- Given problem -
Omit every picture and write out the rest of the records exactly.

- Extracted material -
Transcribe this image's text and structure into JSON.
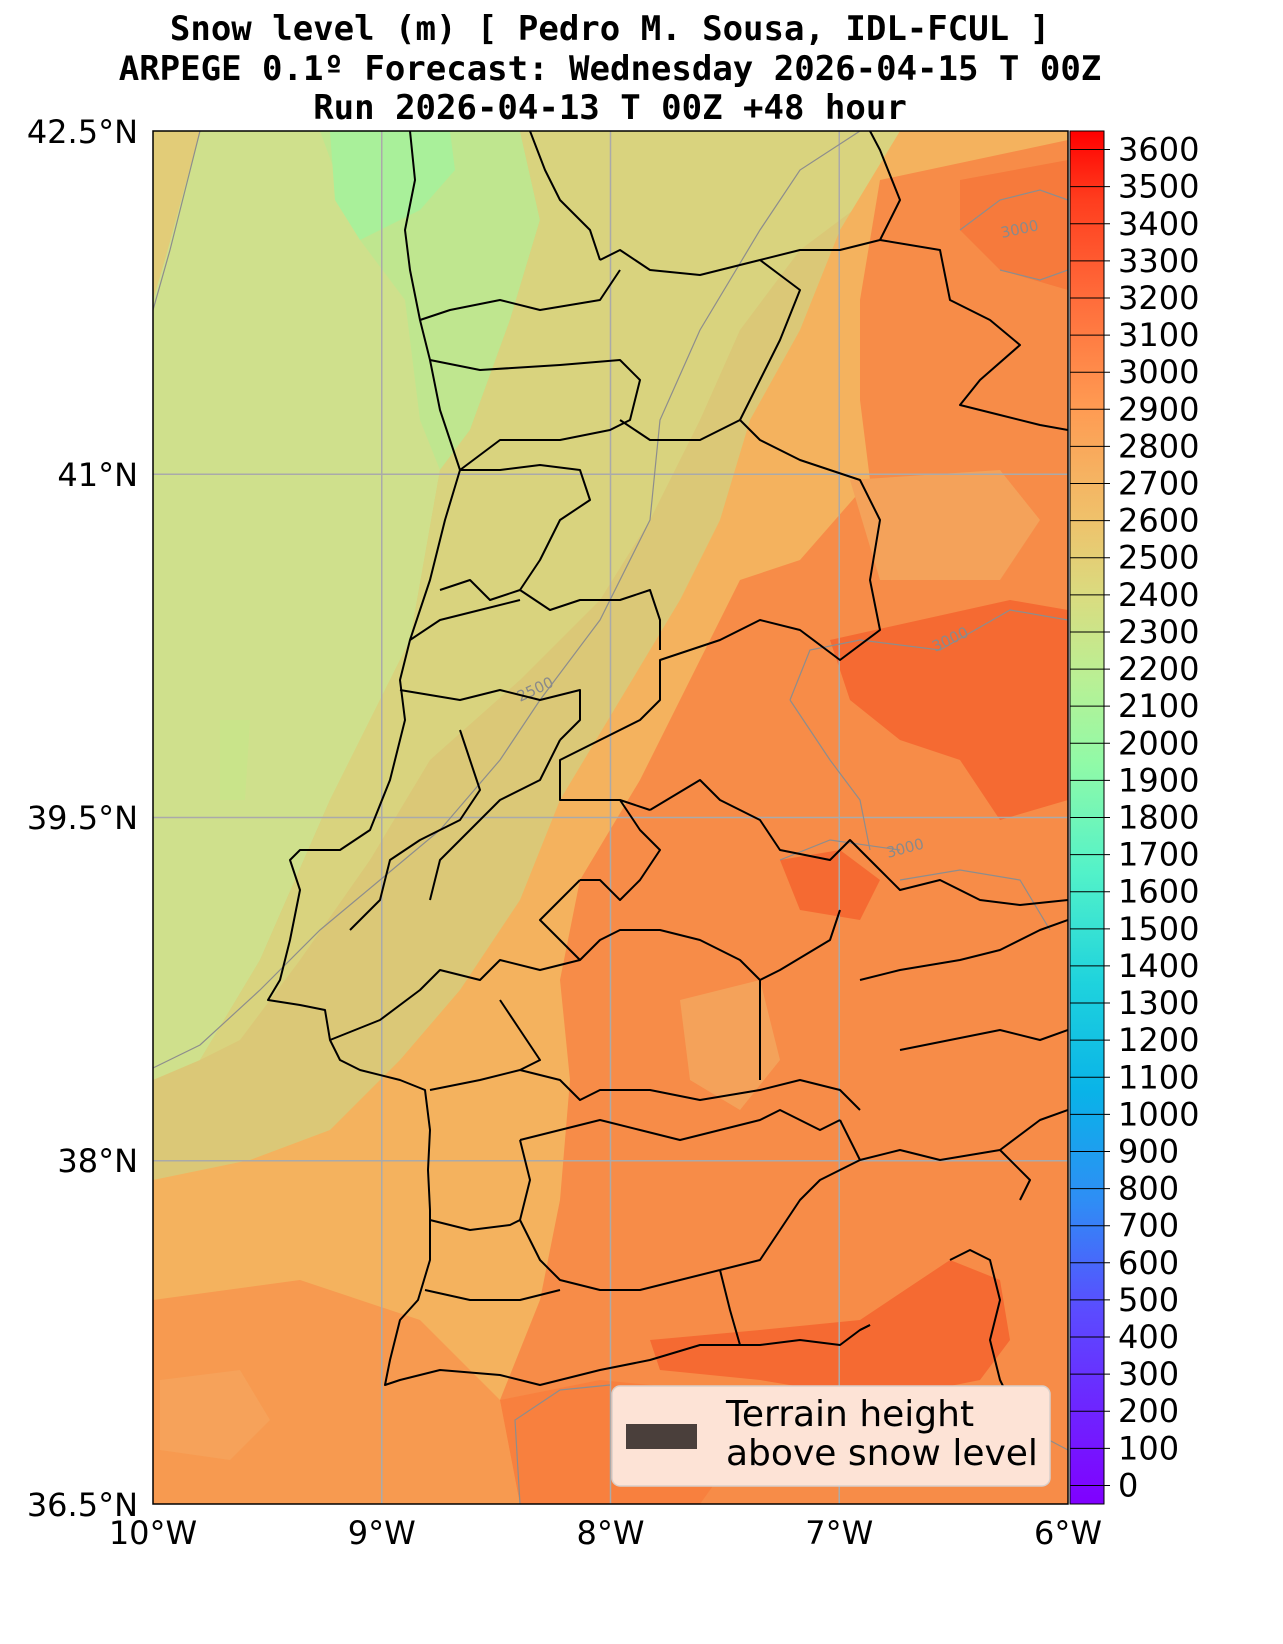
{
  "title": {
    "line1": "Snow level (m) [ Pedro M. Sousa, IDL-FCUL ]",
    "line2": "ARPEGE 0.1º Forecast: Wednesday 2026-04-15 T 00Z",
    "line3": "Run 2026-04-13 T 00Z +48 hour"
  },
  "axes": {
    "lon_ticks": [
      "10°W",
      "9°W",
      "8°W",
      "7°W",
      "6°W"
    ],
    "lat_ticks": [
      "42.5°N",
      "41°N",
      "39.5°N",
      "38°N",
      "36.5°N"
    ]
  },
  "colorbar": {
    "min": 0,
    "max": 3700,
    "step": 100,
    "labels": [
      "3600",
      "3500",
      "3400",
      "3300",
      "3200",
      "3100",
      "3000",
      "2900",
      "2800",
      "2700",
      "2600",
      "2500",
      "2400",
      "2300",
      "2200",
      "2100",
      "2000",
      "1900",
      "1800",
      "1700",
      "1600",
      "1500",
      "1400",
      "1300",
      "1200",
      "1100",
      "1000",
      "900",
      "800",
      "700",
      "600",
      "500",
      "400",
      "300",
      "200",
      "100",
      "0"
    ]
  },
  "legend": {
    "line1": "Terrain height",
    "line2": "above snow level",
    "swatch_color": "#4a3f3b"
  },
  "contour_labels": [
    "3000",
    "3000",
    "2500",
    "3000"
  ],
  "colors": {
    "ocean_west": "#cfe08c",
    "coast_green": "#a9f09a",
    "mid": "#d9d37e",
    "orange_light": "#f4b25e",
    "orange": "#f78c48",
    "orange_dark": "#f56a32"
  }
}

- Output -
Transcribe this image's text and structure into JSON.
{
  "title": {
    "line1": "Snow level (m) [ Pedro M. Sousa, IDL-FCUL ]",
    "line2": "ARPEGE 0.1º Forecast: Wednesday 2026-04-15 T 00Z",
    "line3": "Run 2026-04-13 T 00Z +48 hour"
  },
  "axes": {
    "lon_ticks": [
      "10°W",
      "9°W",
      "8°W",
      "7°W",
      "6°W"
    ],
    "lat_ticks": [
      "42.5°N",
      "41°N",
      "39.5°N",
      "38°N",
      "36.5°N"
    ]
  },
  "colorbar": {
    "min": 0,
    "max": 3700,
    "step": 100,
    "labels": [
      "3600",
      "3500",
      "3400",
      "3300",
      "3200",
      "3100",
      "3000",
      "2900",
      "2800",
      "2700",
      "2600",
      "2500",
      "2400",
      "2300",
      "2200",
      "2100",
      "2000",
      "1900",
      "1800",
      "1700",
      "1600",
      "1500",
      "1400",
      "1300",
      "1200",
      "1100",
      "1000",
      "900",
      "800",
      "700",
      "600",
      "500",
      "400",
      "300",
      "200",
      "100",
      "0"
    ]
  },
  "legend": {
    "line1": "Terrain height",
    "line2": "above snow level",
    "swatch_color": "#4a3f3b"
  },
  "contour_labels": [
    "3000",
    "3000",
    "2500",
    "3000"
  ],
  "colors": {
    "ocean_west": "#cfe08c",
    "coast_green": "#a9f09a",
    "mid": "#d9d37e",
    "orange_light": "#f4b25e",
    "orange": "#f78c48",
    "orange_dark": "#f56a32"
  }
}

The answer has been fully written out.